Write out the material again word for word, dropping any images it holds.

-- RECORDS start --

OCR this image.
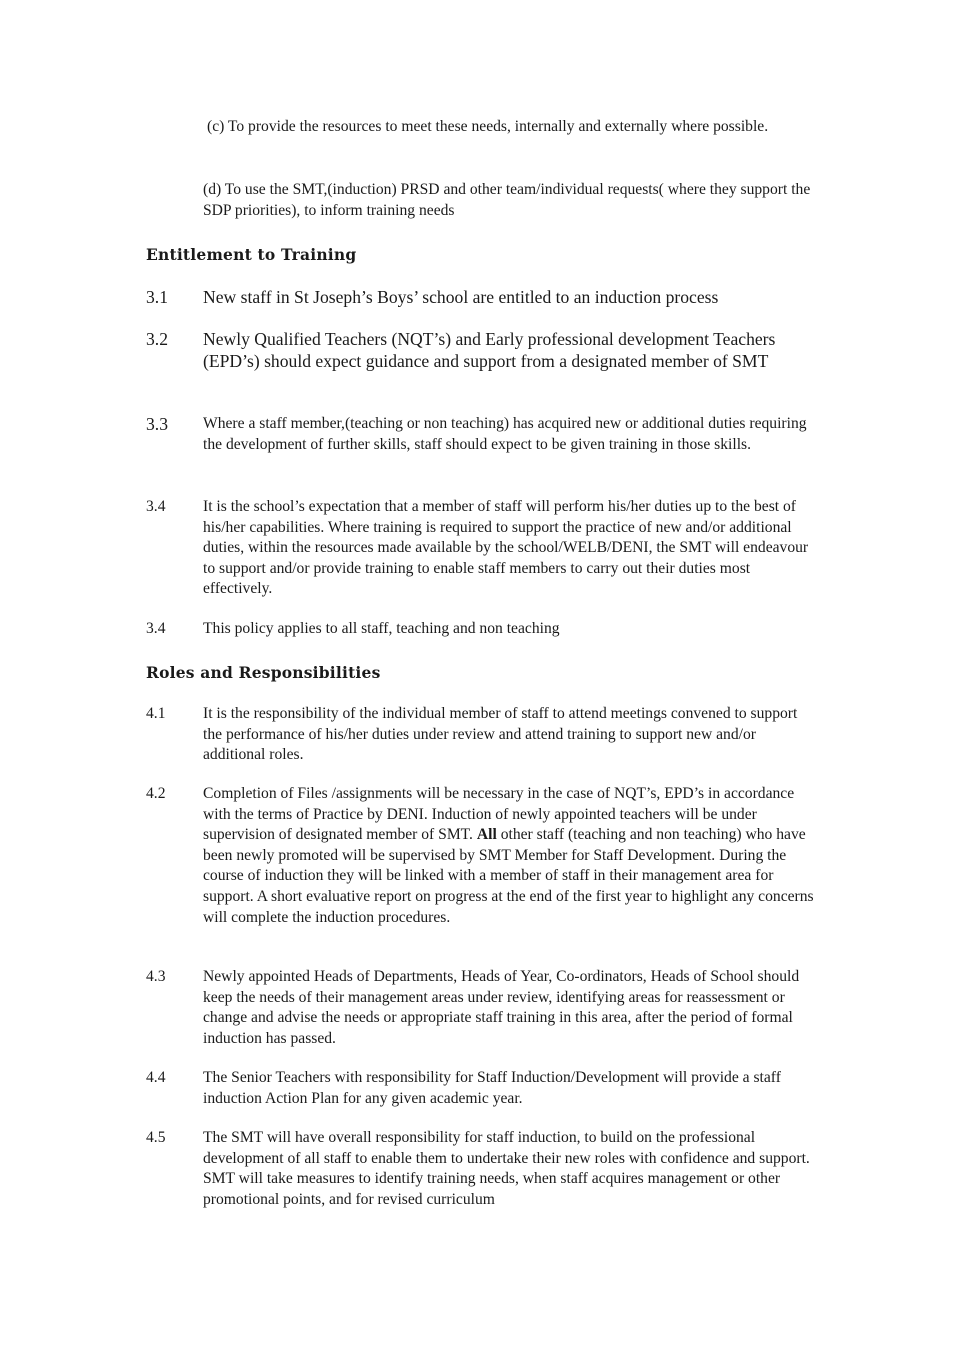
(c) To provide the resources to meet these needs, internally and externally where possible.

(d) To use the SMT,(induction) PRSD and other team/individual requests( where they support the SDP priorities), to inform training needs

Entitlement to Training
3.1 New staff in St Joseph’s Boys’ school are entitled to an induction process
3.2 Newly Qualified Teachers (NQT’s) and Early professional development Teachers (EPD’s) should expect guidance and support from a designated member of SMT
3.3 Where a staff member,(teaching or non teaching) has acquired new or additional duties requiring the development of further skills, staff should expect to be given training in those skills.
3.4 It is the school’s expectation that a member of staff will perform his/her duties up to the best of his/her capabilities. Where training is required to support the practice of new and/or additional duties, within the resources made available by the school/WELB/DENI, the SMT will endeavour to support and/or provide training to enable staff members to carry out their duties most effectively.
3.4 This policy applies to all staff, teaching and non teaching
Roles and Responsibilities
4.1 It is the responsibility of the individual member of staff to attend meetings convened to support the performance of his/her duties under review and attend training to support new and/or additional roles.
4.2 Completion of Files /assignments will be necessary in the case of NQT’s, EPD’s in accordance with the terms of Practice by DENI. Induction of newly appointed teachers will be under supervision of designated member of SMT. All other staff (teaching and non teaching) who have been newly promoted will be supervised by SMT Member for Staff Development. During the course of induction they will be linked with a member of staff in their management area for support. A short evaluative report on progress at the end of the first year to highlight any concerns will complete the induction procedures.
4.3 Newly appointed Heads of Departments, Heads of Year, Co-ordinators, Heads of School should keep the needs of their management areas under review, identifying areas for reassessment or change and advise the needs or appropriate staff training in this area, after the period of formal induction has passed.
4.4 The Senior Teachers with responsibility for Staff Induction/Development will provide a staff induction Action Plan for any given academic year.
4.5 The SMT will have overall responsibility for staff induction, to build on the professional development of all staff to enable them to undertake their new roles with confidence and support. SMT will take measures to identify training needs, when staff acquires management or other promotional points, and for revised curriculum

-- RECORDS end --

* ANSWER FOR THE TASK *
OCR this image.
(c) To provide the resources to meet these needs, internally and externally where possible.

(d) To use the SMT,(induction) PRSD and other team/individual requests( where they support the SDP priorities), to inform training needs

Entitlement to Training
3.1 New staff in St Joseph’s Boys’ school are entitled to an induction process
3.2 Newly Qualified Teachers (NQT’s) and Early professional development Teachers (EPD’s) should expect guidance and support from a designated member of SMT
3.3 Where a staff member,(teaching or non teaching) has acquired new or additional duties requiring the development of further skills, staff should expect to be given training in those skills.
3.4 It is the school’s expectation that a member of staff will perform his/her duties up to the best of his/her capabilities. Where training is required to support the practice of new and/or additional duties, within the resources made available by the school/WELB/DENI, the SMT will endeavour to support and/or provide training to enable staff members to carry out their duties most effectively.
3.4 This policy applies to all staff, teaching and non teaching
Roles and Responsibilities
4.1 It is the responsibility of the individual member of staff to attend meetings convened to support the performance of his/her duties under review and attend training to support new and/or additional roles.
4.2 Completion of Files /assignments will be necessary in the case of NQT’s, EPD’s in accordance with the terms of Practice by DENI. Induction of newly appointed teachers will be under supervision of designated member of SMT. All other staff (teaching and non teaching) who have been newly promoted will be supervised by SMT Member for Staff Development. During the course of induction they will be linked with a member of staff in their management area for support. A short evaluative report on progress at the end of the first year to highlight any concerns will complete the induction procedures.
4.3 Newly appointed Heads of Departments, Heads of Year, Co-ordinators, Heads of School should keep the needs of their management areas under review, identifying areas for reassessment or change and advise the needs or appropriate staff training in this area, after the period of formal induction has passed.
4.4 The Senior Teachers with responsibility for Staff Induction/Development will provide a staff induction Action Plan for any given academic year.
4.5 The SMT will have overall responsibility for staff induction, to build on the professional development of all staff to enable them to undertake their new roles with confidence and support. SMT will take measures to identify training needs, when staff acquires management or other promotional points, and for revised curriculum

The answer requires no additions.